:: Data

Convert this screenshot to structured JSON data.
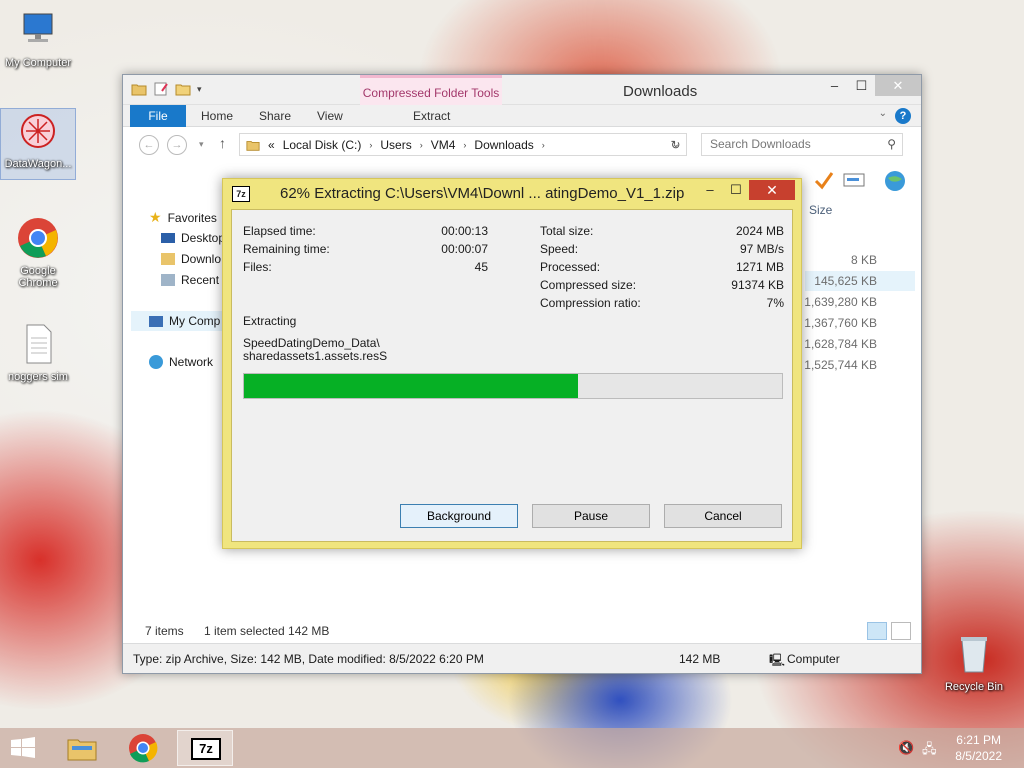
{
  "desktop": {
    "icons": [
      {
        "label": "My Computer"
      },
      {
        "label": "DataWagon..."
      },
      {
        "label": "Google Chrome"
      },
      {
        "label": "noggers sim"
      },
      {
        "label": "Recycle Bin"
      }
    ]
  },
  "explorer": {
    "title": "Downloads",
    "context_tab_group": "Compressed Folder Tools",
    "tabs": [
      "File",
      "Home",
      "Share",
      "View",
      "Extract"
    ],
    "breadcrumb": [
      "Local Disk (C:)",
      "Users",
      "VM4",
      "Downloads"
    ],
    "breadcrumb_prefix": "«",
    "search_placeholder": "Search Downloads",
    "nav": {
      "favorites": "Favorites",
      "desktop": "Desktop",
      "downloads": "Downlo",
      "recent": "Recent p",
      "computer": "My Comp",
      "network": "Network"
    },
    "size_header": "Size",
    "sizes": [
      "8 KB",
      "145,625 KB",
      "1,639,280 KB",
      "1,367,760 KB",
      "1,628,784 KB",
      "1,525,744 KB"
    ],
    "status_items": "7 items",
    "status_selected": "1 item selected  142 MB",
    "details": "Type: zip Archive, Size: 142 MB, Date modified: 8/5/2022 6:20 PM",
    "details_size": "142 MB",
    "details_location": "Computer"
  },
  "dialog": {
    "title": "62% Extracting C:\\Users\\VM4\\Downl ... atingDemo_V1_1.zip",
    "icon_text": "7z",
    "left": [
      {
        "label": "Elapsed time:",
        "value": "00:00:13"
      },
      {
        "label": "Remaining time:",
        "value": "00:00:07"
      },
      {
        "label": "Files:",
        "value": "45"
      }
    ],
    "right": [
      {
        "label": "Total size:",
        "value": "2024 MB"
      },
      {
        "label": "Speed:",
        "value": "97 MB/s"
      },
      {
        "label": "Processed:",
        "value": "1271 MB"
      },
      {
        "label": "Compressed size:",
        "value": "91374 KB"
      },
      {
        "label": "Compression ratio:",
        "value": "7%"
      }
    ],
    "status": "Extracting",
    "file_line1": "SpeedDatingDemo_Data\\",
    "file_line2": "sharedassets1.assets.resS",
    "progress": 0.62,
    "buttons": {
      "background": "Background",
      "pause": "Pause",
      "cancel": "Cancel"
    }
  },
  "taskbar": {
    "time": "6:21 PM",
    "date": "8/5/2022",
    "sevenzip_label": "7z"
  }
}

::::

The task => Check the data for the word "title" and pull out the lines that have it.

Solved problem =>
    "title": "Downloads",
    "title": "62% Extracting C:\\Users\\VM4\\Downl ... atingDemo_V1_1.zip",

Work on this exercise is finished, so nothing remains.